- **Exercise directions**:
Lift out all lines below that contain "converted".

[Chart and figure data]

==============================

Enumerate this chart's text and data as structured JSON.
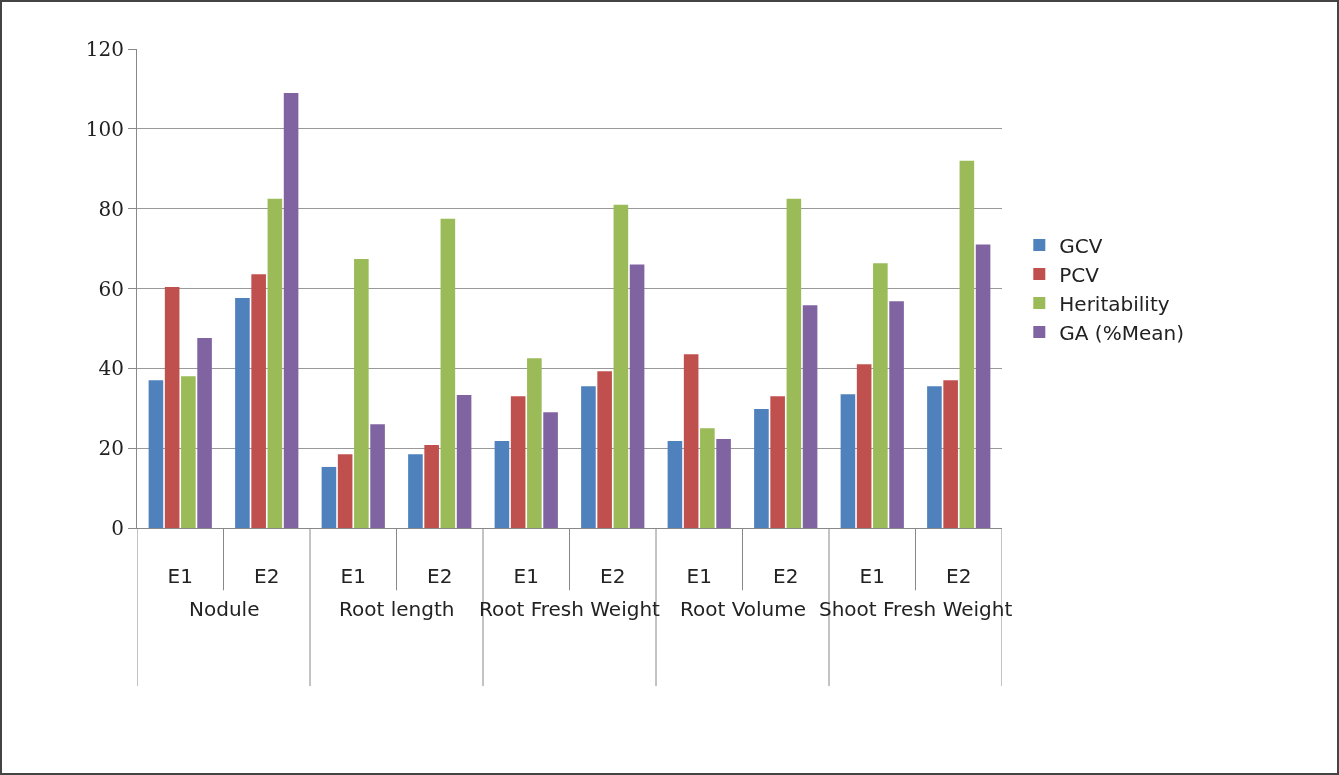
{
  "chart_data": {
    "type": "bar",
    "categories": [
      "E1",
      "E2",
      "E1",
      "E2",
      "E1",
      "E2",
      "E1",
      "E2",
      "E1",
      "E2"
    ],
    "annotations": [
      "Nodule",
      "Root length",
      "Root Fresh Weight",
      "Root Volume",
      "Shoot Fresh Weight"
    ],
    "series": [
      {
        "name": "GCV",
        "color": "#4f81bd",
        "values": [
          37,
          57.6,
          15.3,
          18.5,
          21.8,
          35.5,
          21.8,
          29.8,
          33.5,
          35.5
        ]
      },
      {
        "name": "PCV",
        "color": "#c0504d",
        "values": [
          60.4,
          63.6,
          18.5,
          20.8,
          33,
          39.3,
          43.5,
          33,
          41,
          37
        ]
      },
      {
        "name": "Heritability",
        "color": "#9bbb59",
        "values": [
          38,
          82.5,
          67.4,
          77.5,
          42.5,
          81,
          25,
          82.5,
          66.3,
          92
        ]
      },
      {
        "name": "GA (%Mean)",
        "color": "#8064a2",
        "values": [
          47.6,
          109,
          26,
          33.3,
          29,
          66,
          22.3,
          55.8,
          56.8,
          71
        ]
      }
    ],
    "ylim": [
      0,
      120
    ],
    "yticks": [
      0,
      20,
      40,
      60,
      80,
      100,
      120
    ],
    "grid": "y",
    "legend": "right"
  }
}
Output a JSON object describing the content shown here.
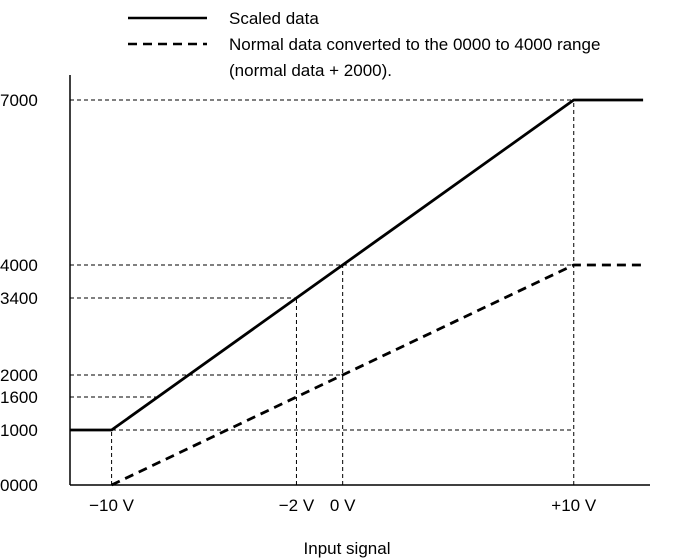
{
  "chart_data": {
    "type": "line",
    "xlabel": "Input signal",
    "ylabel": "",
    "x_ticks": [
      {
        "value": -10,
        "label": "−10 V"
      },
      {
        "value": -2,
        "label": "−2 V"
      },
      {
        "value": 0,
        "label": "0 V"
      },
      {
        "value": 10,
        "label": "+10 V"
      }
    ],
    "y_ticks": [
      {
        "value": 7000,
        "label": "7000"
      },
      {
        "value": 4000,
        "label": "4000"
      },
      {
        "value": 3400,
        "label": "3400"
      },
      {
        "value": 2000,
        "label": "2000"
      },
      {
        "value": 1600,
        "label": "1600"
      },
      {
        "value": 1000,
        "label": "1000"
      },
      {
        "value": 0,
        "label": "0000"
      }
    ],
    "xlim": [
      -11.8,
      13.3
    ],
    "ylim": [
      0,
      7000
    ],
    "grid": "dashed reference lines",
    "legend": {
      "placement": "top-center",
      "items": [
        {
          "series": 0,
          "style": "solid",
          "label": "Scaled data"
        },
        {
          "series": 1,
          "style": "dashed",
          "label": "Normal data converted to the 0000 to 4000 range",
          "label2": "(normal data + 2000)."
        }
      ]
    },
    "series": [
      {
        "name": "Scaled data",
        "style": "solid",
        "x": [
          -11.8,
          -10,
          10,
          13.0
        ],
        "y": [
          1000,
          1000,
          7000,
          7000
        ]
      },
      {
        "name": "Normal data converted to the 0000 to 4000 range (normal data + 2000).",
        "style": "dashed",
        "x": [
          -10,
          10,
          13.0
        ],
        "y": [
          0,
          4000,
          4000
        ]
      }
    ],
    "reference_lines": {
      "horizontal": [
        {
          "y": 7000,
          "x_end": 10
        },
        {
          "y": 4000,
          "x_end": 10
        },
        {
          "y": 3400,
          "x_end": -2
        },
        {
          "y": 2000,
          "x_end": 0
        },
        {
          "y": 1600,
          "x_end": -8
        },
        {
          "y": 1000,
          "x_end": 10
        }
      ],
      "vertical": [
        {
          "x": -10,
          "y_end": 1000
        },
        {
          "x": -2,
          "y_end": 3400
        },
        {
          "x": 0,
          "y_end": 4000
        },
        {
          "x": 10,
          "y_end": 7000
        }
      ]
    }
  }
}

==============================

- **Worked answer**:
          "label": "Normal data converted to the 0000 to 4000 range",
        "name": "Normal data converted to the 0000 to 4000 range (normal data + 2000).",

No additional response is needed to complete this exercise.